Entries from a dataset
------------------------------------------------------------------------
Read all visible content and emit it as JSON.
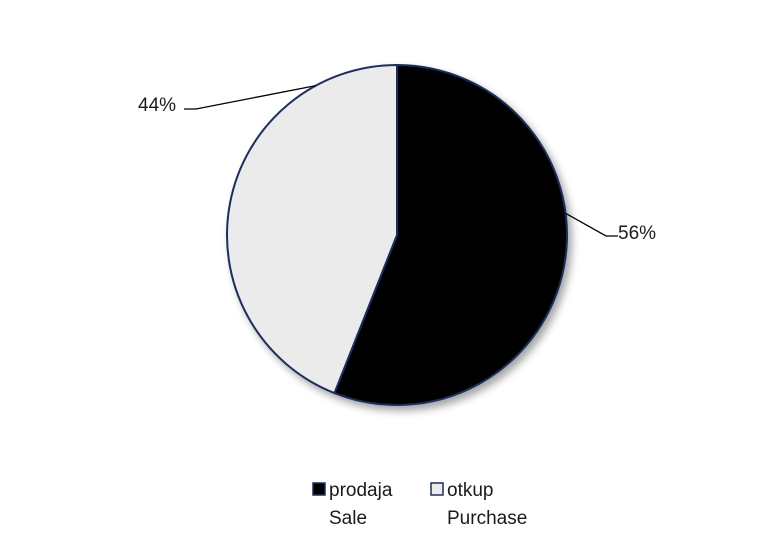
{
  "chart_data": {
    "type": "pie",
    "slices": [
      {
        "name": "prodaja",
        "name2": "Sale",
        "value": 56,
        "label": "56%",
        "color": "#000000"
      },
      {
        "name": "otkup",
        "name2": "Purchase",
        "value": 44,
        "label": "44%",
        "color": "#ebebeb"
      }
    ],
    "outline_color": "#1f2f5c",
    "legend_placement": "bottom"
  }
}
------------------------------------------------------------------------
# Task requirements:
Give an exact copy of the material, leaving out every picture.

# Completed task:
Read all visible content and emit it as JSON.
{
  "chart_data": {
    "type": "pie",
    "slices": [
      {
        "name": "prodaja",
        "name2": "Sale",
        "value": 56,
        "label": "56%",
        "color": "#000000"
      },
      {
        "name": "otkup",
        "name2": "Purchase",
        "value": 44,
        "label": "44%",
        "color": "#ebebeb"
      }
    ],
    "outline_color": "#1f2f5c",
    "legend_placement": "bottom"
  }
}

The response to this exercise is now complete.